= DATASET RECORDS =
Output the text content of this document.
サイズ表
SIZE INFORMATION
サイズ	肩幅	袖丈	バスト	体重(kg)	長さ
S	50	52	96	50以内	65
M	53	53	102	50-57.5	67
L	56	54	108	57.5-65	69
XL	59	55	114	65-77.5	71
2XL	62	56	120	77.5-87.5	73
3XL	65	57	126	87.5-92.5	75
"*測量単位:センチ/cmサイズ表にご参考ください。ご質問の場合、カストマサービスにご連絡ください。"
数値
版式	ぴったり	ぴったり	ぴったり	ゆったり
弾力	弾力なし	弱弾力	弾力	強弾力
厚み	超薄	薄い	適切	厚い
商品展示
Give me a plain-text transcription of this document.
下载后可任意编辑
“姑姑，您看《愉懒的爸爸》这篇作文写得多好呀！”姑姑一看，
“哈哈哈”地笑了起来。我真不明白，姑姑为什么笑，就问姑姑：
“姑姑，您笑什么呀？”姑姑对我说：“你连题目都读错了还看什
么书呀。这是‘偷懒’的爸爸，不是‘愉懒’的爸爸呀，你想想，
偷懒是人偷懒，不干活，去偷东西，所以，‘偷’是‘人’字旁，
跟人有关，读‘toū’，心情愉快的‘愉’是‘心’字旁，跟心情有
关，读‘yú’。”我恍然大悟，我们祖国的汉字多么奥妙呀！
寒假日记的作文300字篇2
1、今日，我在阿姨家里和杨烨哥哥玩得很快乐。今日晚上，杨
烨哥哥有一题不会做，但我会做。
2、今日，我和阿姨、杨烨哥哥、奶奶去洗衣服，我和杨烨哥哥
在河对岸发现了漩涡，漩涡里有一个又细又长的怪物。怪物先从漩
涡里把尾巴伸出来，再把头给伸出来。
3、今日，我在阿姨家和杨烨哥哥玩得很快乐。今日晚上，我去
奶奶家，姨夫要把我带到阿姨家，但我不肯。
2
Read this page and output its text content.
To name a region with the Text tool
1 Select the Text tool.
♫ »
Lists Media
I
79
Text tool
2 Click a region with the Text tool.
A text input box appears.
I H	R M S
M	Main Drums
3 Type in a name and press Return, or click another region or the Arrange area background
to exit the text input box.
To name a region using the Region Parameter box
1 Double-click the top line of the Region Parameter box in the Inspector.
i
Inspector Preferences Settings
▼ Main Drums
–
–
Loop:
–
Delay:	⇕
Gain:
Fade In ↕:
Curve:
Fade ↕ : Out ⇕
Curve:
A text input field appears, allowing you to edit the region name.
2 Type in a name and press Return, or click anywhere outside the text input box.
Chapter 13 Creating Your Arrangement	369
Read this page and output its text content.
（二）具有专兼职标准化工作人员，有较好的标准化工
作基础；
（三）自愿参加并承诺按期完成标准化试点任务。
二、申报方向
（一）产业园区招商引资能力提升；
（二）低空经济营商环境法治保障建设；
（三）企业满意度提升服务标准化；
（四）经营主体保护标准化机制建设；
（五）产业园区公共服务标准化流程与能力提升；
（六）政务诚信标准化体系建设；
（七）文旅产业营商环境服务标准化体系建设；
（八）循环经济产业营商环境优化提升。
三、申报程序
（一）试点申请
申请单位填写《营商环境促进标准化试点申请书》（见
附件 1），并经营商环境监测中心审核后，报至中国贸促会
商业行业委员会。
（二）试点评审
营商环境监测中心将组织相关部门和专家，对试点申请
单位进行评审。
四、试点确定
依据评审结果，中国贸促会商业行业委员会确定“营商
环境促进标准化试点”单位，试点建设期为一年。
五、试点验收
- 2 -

= WHAT IS NEEDED =
Copy out each line in the listing that has the word "tool".

= WORKED SOLUTION =
To name a region with the Text tool
1 Select the Text tool.
Text tool
2 Click a region with the Text tool.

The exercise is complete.